◆ 課題内容 ◆
以下の記録の各行を、画像を除いて一字一句変えずにすべて書き出してください。

----- 表示記録

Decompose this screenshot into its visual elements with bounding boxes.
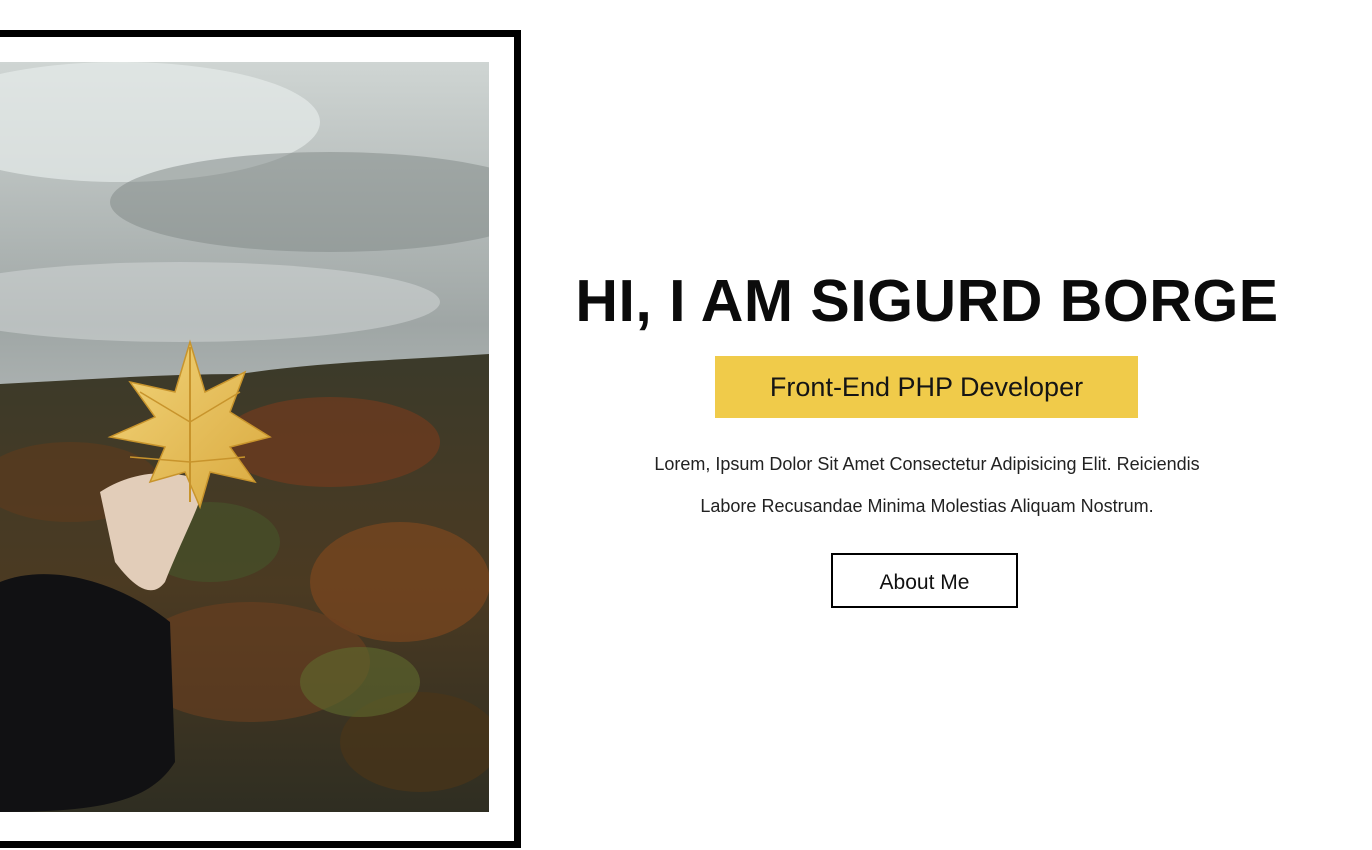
hero-section: HI, I AM SIGURD BORGE Front-End PHP Deve… xyxy=(560,0,1294,850)
hero-title: HI, I AM SIGURD BORGE xyxy=(575,268,1279,334)
photo-frame xyxy=(0,30,521,848)
intro-text: Lorem, Ipsum Dolor Sit Amet Consectetur … xyxy=(560,443,1294,527)
intro-line-2: Labore Recusandae Minima Molestias Aliqu… xyxy=(700,496,1154,516)
page: HI, I AM SIGURD BORGE Front-End PHP Deve… xyxy=(0,0,1372,850)
intro-line-1: Lorem, Ipsum Dolor Sit Amet Consectetur … xyxy=(654,454,1200,474)
about-me-button[interactable]: About Me xyxy=(831,553,1018,608)
role-badge: Front-End PHP Developer xyxy=(715,356,1138,418)
profile-photo xyxy=(0,62,489,812)
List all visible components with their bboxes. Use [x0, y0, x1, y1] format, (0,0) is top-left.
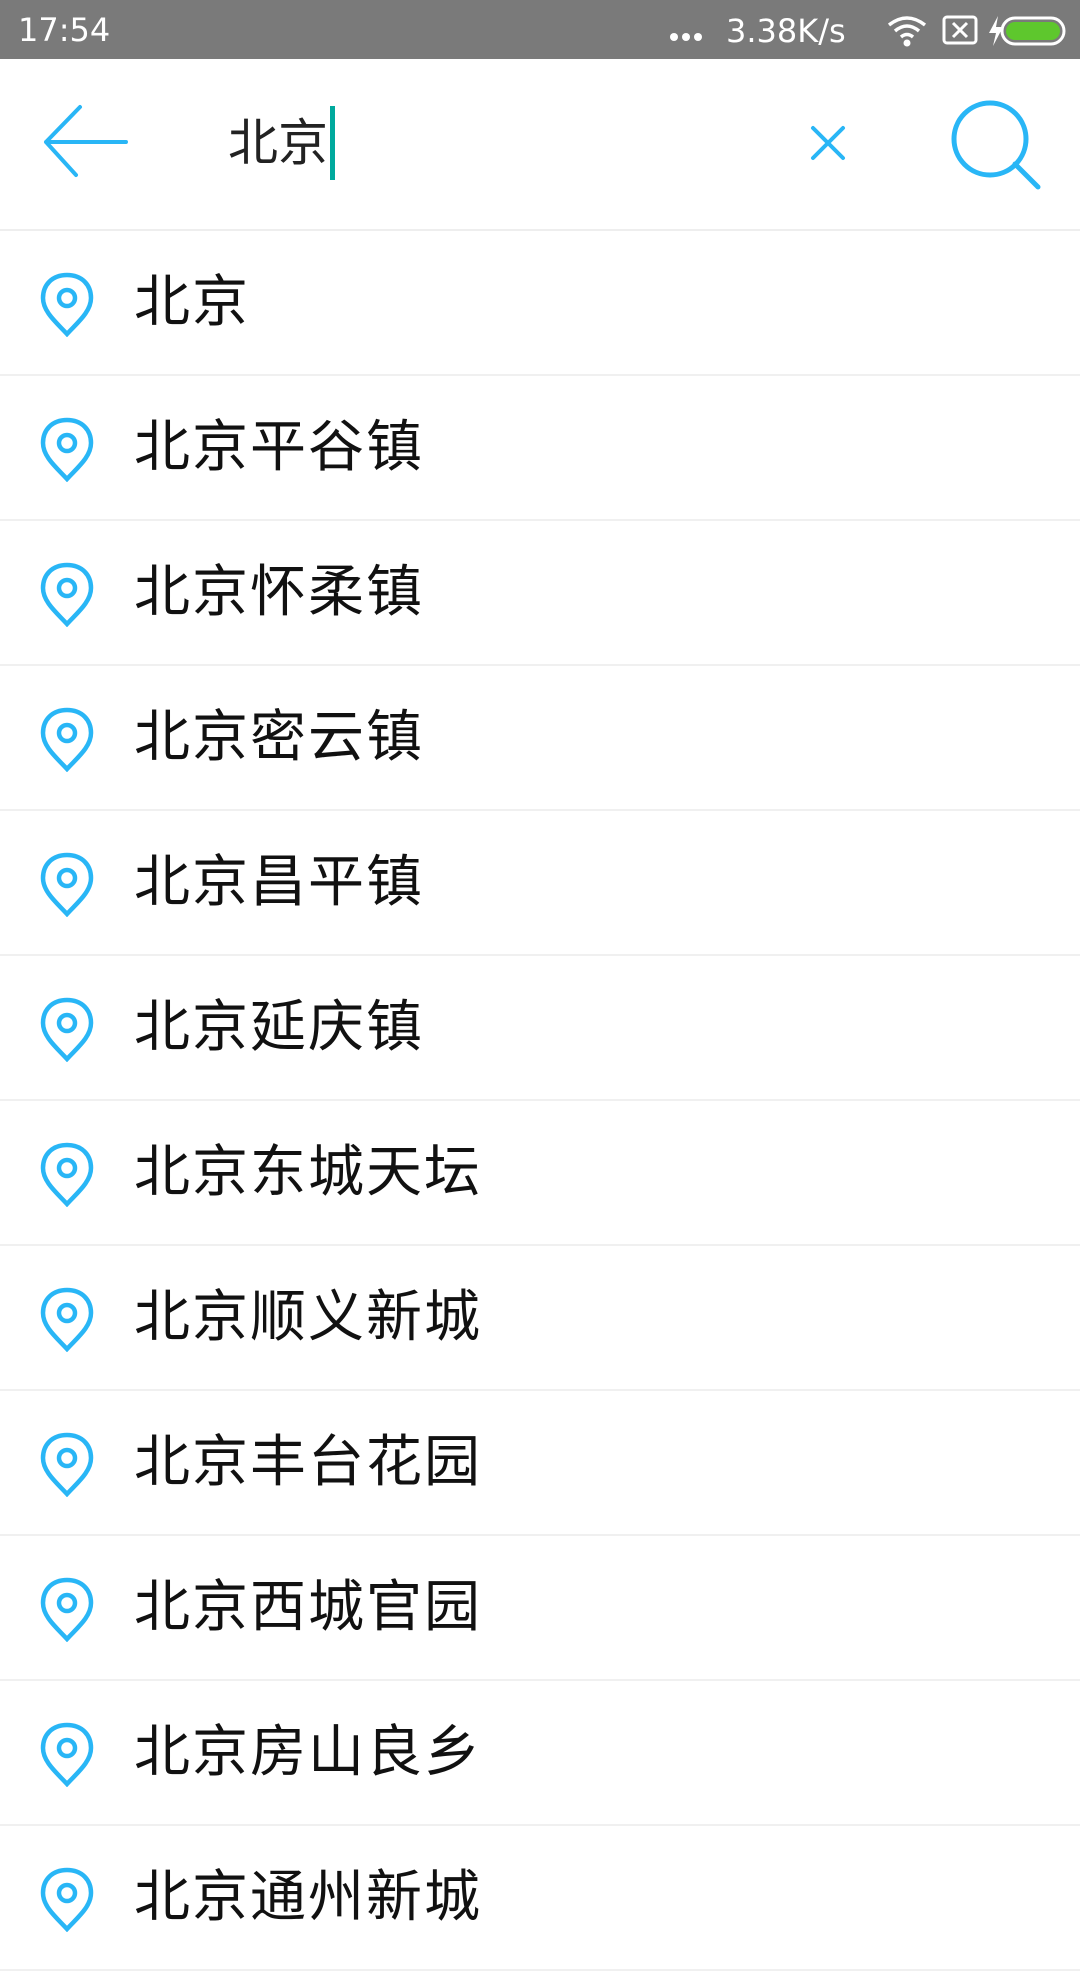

----------

◆ 記述解答 ◆
Decompose this screenshot into its visual elements with bounding boxes.
hero-section: HI, I AM SIGURD BORGE Front-End PHP Deve… xyxy=(560,0,1294,850)
hero-title: HI, I AM SIGURD BORGE xyxy=(575,268,1279,334)
photo-frame xyxy=(0,30,521,848)
intro-text: Lorem, Ipsum Dolor Sit Amet Consectetur … xyxy=(560,443,1294,527)
intro-line-2: Labore Recusandae Minima Molestias Aliqu… xyxy=(700,496,1154,516)
page: HI, I AM SIGURD BORGE Front-End PHP Deve… xyxy=(0,0,1372,850)
intro-line-1: Lorem, Ipsum Dolor Sit Amet Consectetur … xyxy=(654,454,1200,474)
about-me-button[interactable]: About Me xyxy=(831,553,1018,608)
role-badge: Front-End PHP Developer xyxy=(715,356,1138,418)
profile-photo xyxy=(0,62,489,812)
List all visible components with their bboxes. Use [x0, y0, x1, y1] format, (0,0) is top-left.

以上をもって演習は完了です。